Collection entries:
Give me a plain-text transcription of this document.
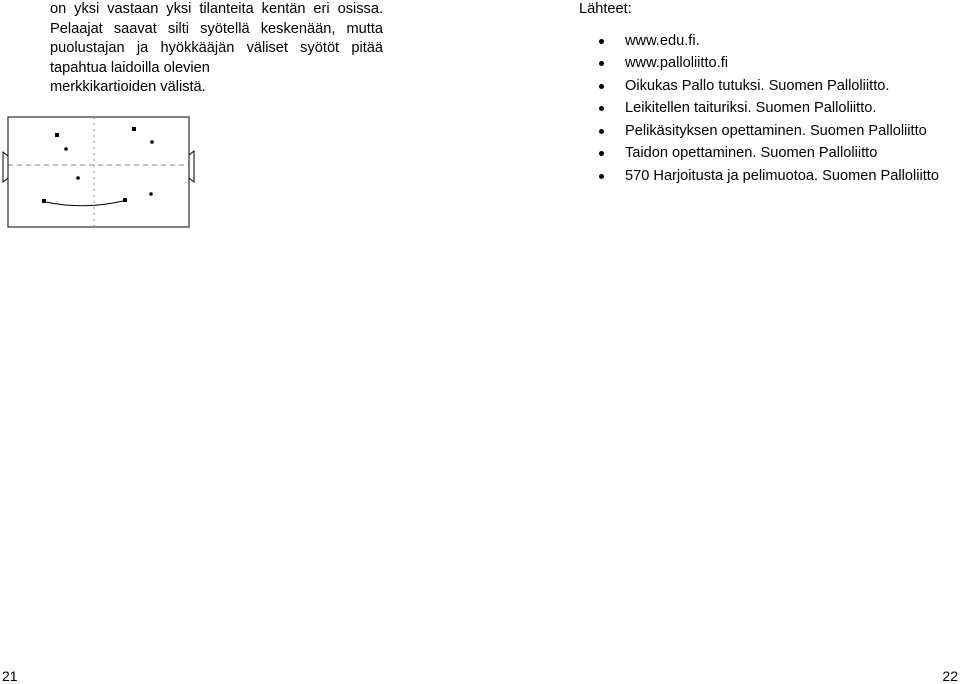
on yksi vastaan yksi tilanteita kentän eri osissa. Pelaajat saavat silti syötellä keskenään, mutta puolustajan ja hyökkääjän väliset syötöt pitää tapahtua laidoilla olevien
merkkikartioiden välistä.

Lähteet:
www.edu.fi.
www.palloliitto.fi
Oikukas Pallo tutuksi. Suomen Palloliitto.
Leikitellen taituriksi. Suomen Palloliitto.
Pelikäsityksen opettaminen. Suomen Palloliitto
Taidon opettaminen. Suomen Palloliitto
570 Harjoitusta ja pelimuotoa. Suomen Palloliitto
21	22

■ What you are asked to do:
Go through the entries above and print each one exactly, minus the pictures.

■ Finished answer:
Give me a plain-text transcription of this document.
on yksi vastaan yksi tilanteita kentän eri osissa. Pelaajat saavat silti syötellä keskenään, mutta puolustajan ja hyökkääjän väliset syötöt pitää tapahtua laidoilla olevien
merkkikartioiden välistä.

Lähteet:
www.edu.fi.
www.palloliitto.fi
Oikukas Pallo tutuksi. Suomen Palloliitto.
Leikitellen taituriksi. Suomen Palloliitto.
Pelikäsityksen opettaminen. Suomen Palloliitto
Taidon opettaminen. Suomen Palloliitto
570 Harjoitusta ja pelimuotoa. Suomen Palloliitto
21	22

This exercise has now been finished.